--- Dataset entries ---

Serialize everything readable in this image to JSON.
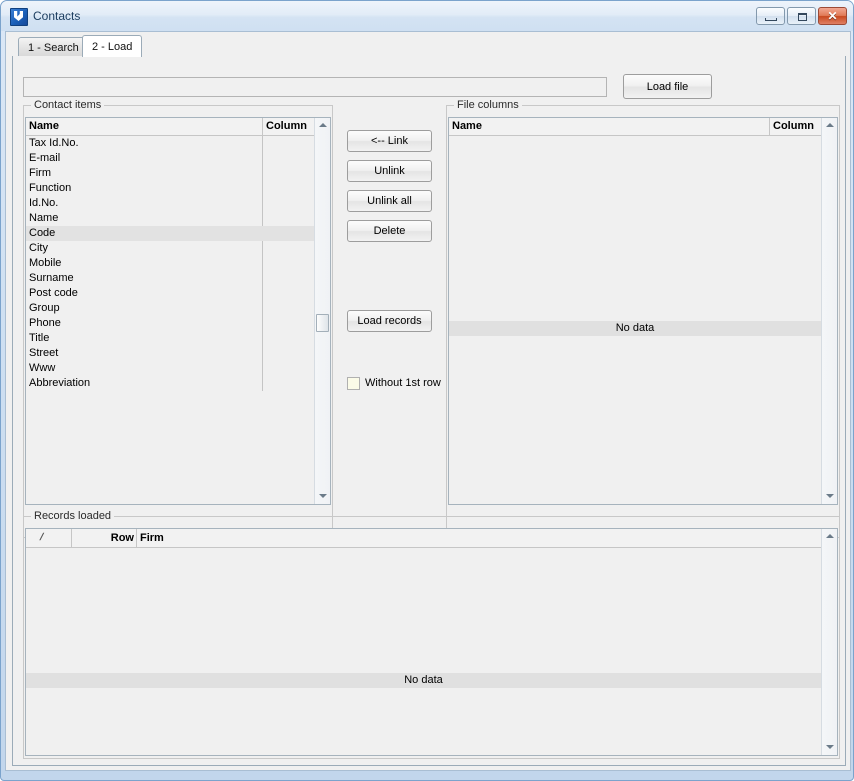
{
  "window": {
    "title": "Contacts",
    "icon": "app-icon",
    "buttons": {
      "minimize": "minimize",
      "maximize": "maximize",
      "close": "✕"
    }
  },
  "tabs": [
    {
      "label": "1 - Search",
      "selected": false
    },
    {
      "label": "2 - Load",
      "selected": true
    }
  ],
  "toolbar": {
    "path_value": "",
    "path_placeholder": "",
    "load_file_label": "Load file"
  },
  "contact_items": {
    "caption": "Contact items",
    "columns": [
      "Name",
      "Column"
    ],
    "selected_row": "Code",
    "rows": [
      {
        "name": "Tax Id.No.",
        "column": ""
      },
      {
        "name": "E-mail",
        "column": ""
      },
      {
        "name": "Firm",
        "column": ""
      },
      {
        "name": "Function",
        "column": ""
      },
      {
        "name": "Id.No.",
        "column": ""
      },
      {
        "name": "Name",
        "column": ""
      },
      {
        "name": "Code",
        "column": ""
      },
      {
        "name": "City",
        "column": ""
      },
      {
        "name": "Mobile",
        "column": ""
      },
      {
        "name": "Surname",
        "column": ""
      },
      {
        "name": "Post code",
        "column": ""
      },
      {
        "name": "Group",
        "column": ""
      },
      {
        "name": "Phone",
        "column": ""
      },
      {
        "name": "Title",
        "column": ""
      },
      {
        "name": "Street",
        "column": ""
      },
      {
        "name": "Www",
        "column": ""
      },
      {
        "name": "Abbreviation",
        "column": ""
      }
    ]
  },
  "actions": {
    "link_label": "<-- Link",
    "unlink_label": "Unlink",
    "unlink_all_label": "Unlink all",
    "delete_label": "Delete",
    "load_records_label": "Load records",
    "without_first_row_label": "Without 1st row",
    "without_first_row_checked": false
  },
  "file_columns": {
    "caption": "File columns",
    "columns": [
      "Name",
      "Column"
    ],
    "rows": [],
    "empty_text": "No data"
  },
  "records_loaded": {
    "caption": "Records loaded",
    "sort_marker": "/",
    "columns": [
      "Row",
      "Firm"
    ],
    "rows": [],
    "empty_text": "No data"
  },
  "colors": {
    "window_frame": "#7ba3cc",
    "titlebar_text": "#1b3c5e",
    "close_button": "#c8491f",
    "selection": "#e2e2e2",
    "nodata_band": "#e0e0e0",
    "client_bg": "#f0f0f0"
  }
}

---

### Problem
Make an exact copy of the listing above. Do not include the pictures.

### The response
Serialize everything readable in this image to JSON.
{
  "window": {
    "title": "Contacts",
    "icon": "app-icon",
    "buttons": {
      "minimize": "minimize",
      "maximize": "maximize",
      "close": "✕"
    }
  },
  "tabs": [
    {
      "label": "1 - Search",
      "selected": false
    },
    {
      "label": "2 - Load",
      "selected": true
    }
  ],
  "toolbar": {
    "path_value": "",
    "path_placeholder": "",
    "load_file_label": "Load file"
  },
  "contact_items": {
    "caption": "Contact items",
    "columns": [
      "Name",
      "Column"
    ],
    "selected_row": "Code",
    "rows": [
      {
        "name": "Tax Id.No.",
        "column": ""
      },
      {
        "name": "E-mail",
        "column": ""
      },
      {
        "name": "Firm",
        "column": ""
      },
      {
        "name": "Function",
        "column": ""
      },
      {
        "name": "Id.No.",
        "column": ""
      },
      {
        "name": "Name",
        "column": ""
      },
      {
        "name": "Code",
        "column": ""
      },
      {
        "name": "City",
        "column": ""
      },
      {
        "name": "Mobile",
        "column": ""
      },
      {
        "name": "Surname",
        "column": ""
      },
      {
        "name": "Post code",
        "column": ""
      },
      {
        "name": "Group",
        "column": ""
      },
      {
        "name": "Phone",
        "column": ""
      },
      {
        "name": "Title",
        "column": ""
      },
      {
        "name": "Street",
        "column": ""
      },
      {
        "name": "Www",
        "column": ""
      },
      {
        "name": "Abbreviation",
        "column": ""
      }
    ]
  },
  "actions": {
    "link_label": "<-- Link",
    "unlink_label": "Unlink",
    "unlink_all_label": "Unlink all",
    "delete_label": "Delete",
    "load_records_label": "Load records",
    "without_first_row_label": "Without 1st row",
    "without_first_row_checked": false
  },
  "file_columns": {
    "caption": "File columns",
    "columns": [
      "Name",
      "Column"
    ],
    "rows": [],
    "empty_text": "No data"
  },
  "records_loaded": {
    "caption": "Records loaded",
    "sort_marker": "/",
    "columns": [
      "Row",
      "Firm"
    ],
    "rows": [],
    "empty_text": "No data"
  },
  "colors": {
    "window_frame": "#7ba3cc",
    "titlebar_text": "#1b3c5e",
    "close_button": "#c8491f",
    "selection": "#e2e2e2",
    "nodata_band": "#e0e0e0",
    "client_bg": "#f0f0f0"
  }
}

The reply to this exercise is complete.